Request>
Reproduce the listing word for word. Skip any image.

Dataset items
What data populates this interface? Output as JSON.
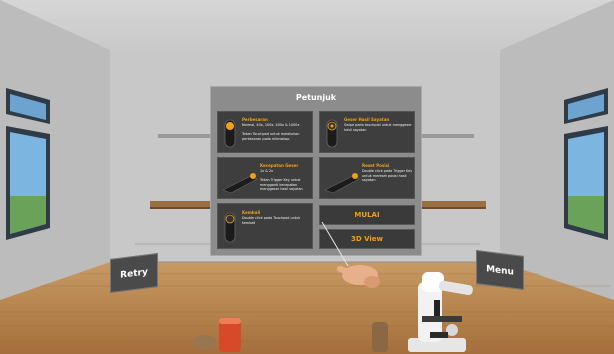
{
  "panel": {
    "title": "Petunjuk",
    "cards": [
      {
        "title": "Perbesaran",
        "text": "Normal, 40x, 100x, 400x & 1000x\n\nTekan Touchpad untuk melakukan perbesaran pada mikroskop",
        "icon": "touchpad-controller-icon"
      },
      {
        "title": "Geser Hasil Sayatan",
        "text": "Swipe pada touchpad untuk menggeser hasil sayatan",
        "icon": "touchpad-swipe-controller-icon"
      },
      {
        "title": "Kecepatan Geser",
        "text": "1x & 2x\n\nTekan Trigger Key untuk mengganti kecepatan menggeser hasil sayatan",
        "icon": "trigger-controller-icon"
      },
      {
        "title": "Reset Posisi",
        "text": "Double click pada Trigger Key untuk mereset posisi hasil sayatan",
        "icon": "trigger-reset-controller-icon"
      },
      {
        "title": "Kembali",
        "text": "Double click pada Touchpad untuk kembali",
        "icon": "touchpad-back-controller-icon"
      }
    ],
    "start_label": "MULAI",
    "view3d_label": "3D View"
  },
  "signs": {
    "retry_label": "Retry",
    "menu_label": "Menu"
  },
  "colors": {
    "accent": "#f0a01a",
    "card_bg": "#3e3e3e",
    "panel_bg": "#8c8c8c"
  }
}
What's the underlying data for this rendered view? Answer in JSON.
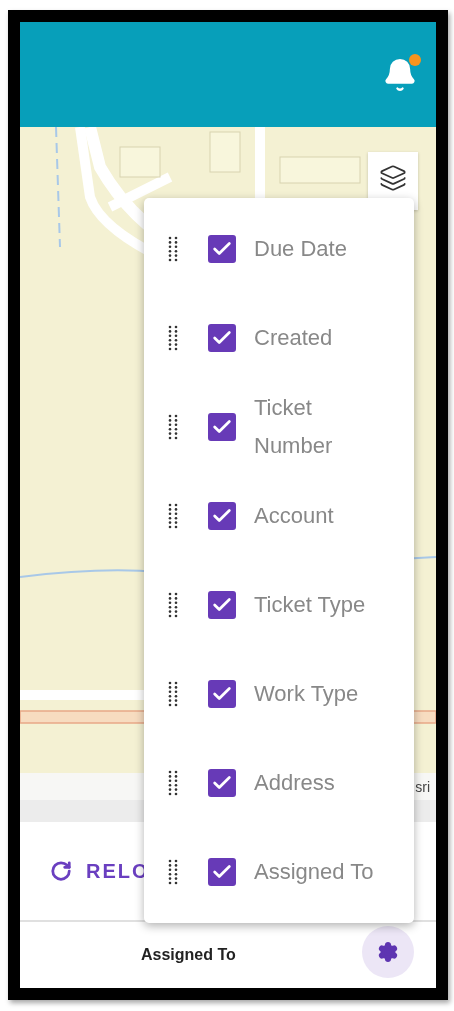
{
  "header": {
    "notifications": {
      "unread": true
    }
  },
  "map": {
    "kind": "picture",
    "attribution": "sri"
  },
  "toolbar": {
    "reload_button": "RELO"
  },
  "table": {
    "columns": [
      {
        "label": "Assigned To"
      }
    ]
  },
  "column_menu": {
    "items": [
      {
        "label": "Due Date",
        "checked": true
      },
      {
        "label": "Created",
        "checked": true
      },
      {
        "label": "Ticket Number",
        "checked": true
      },
      {
        "label": "Account",
        "checked": true
      },
      {
        "label": "Ticket Type",
        "checked": true
      },
      {
        "label": "Work Type",
        "checked": true
      },
      {
        "label": "Address",
        "checked": true
      },
      {
        "label": "Assigned To",
        "checked": true
      }
    ]
  }
}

The output>
What data populates this interface? Output as JSON.
{
  "panel": {
    "title": "Petunjuk",
    "cards": [
      {
        "title": "Perbesaran",
        "text": "Normal, 40x, 100x, 400x & 1000x\n\nTekan Touchpad untuk melakukan perbesaran pada mikroskop",
        "icon": "touchpad-controller-icon"
      },
      {
        "title": "Geser Hasil Sayatan",
        "text": "Swipe pada touchpad untuk menggeser hasil sayatan",
        "icon": "touchpad-swipe-controller-icon"
      },
      {
        "title": "Kecepatan Geser",
        "text": "1x & 2x\n\nTekan Trigger Key untuk mengganti kecepatan menggeser hasil sayatan",
        "icon": "trigger-controller-icon"
      },
      {
        "title": "Reset Posisi",
        "text": "Double click pada Trigger Key untuk mereset posisi hasil sayatan",
        "icon": "trigger-reset-controller-icon"
      },
      {
        "title": "Kembali",
        "text": "Double click pada Touchpad untuk kembali",
        "icon": "touchpad-back-controller-icon"
      }
    ],
    "start_label": "MULAI",
    "view3d_label": "3D View"
  },
  "signs": {
    "retry_label": "Retry",
    "menu_label": "Menu"
  },
  "colors": {
    "accent": "#f0a01a",
    "card_bg": "#3e3e3e",
    "panel_bg": "#8c8c8c"
  }
}
What's the underlying data for this rendered view? Answer in JSON.
{
  "header": {
    "notifications": {
      "unread": true
    }
  },
  "map": {
    "kind": "picture",
    "attribution": "sri"
  },
  "toolbar": {
    "reload_button": "RELO"
  },
  "table": {
    "columns": [
      {
        "label": "Assigned To"
      }
    ]
  },
  "column_menu": {
    "items": [
      {
        "label": "Due Date",
        "checked": true
      },
      {
        "label": "Created",
        "checked": true
      },
      {
        "label": "Ticket Number",
        "checked": true
      },
      {
        "label": "Account",
        "checked": true
      },
      {
        "label": "Ticket Type",
        "checked": true
      },
      {
        "label": "Work Type",
        "checked": true
      },
      {
        "label": "Address",
        "checked": true
      },
      {
        "label": "Assigned To",
        "checked": true
      }
    ]
  }
}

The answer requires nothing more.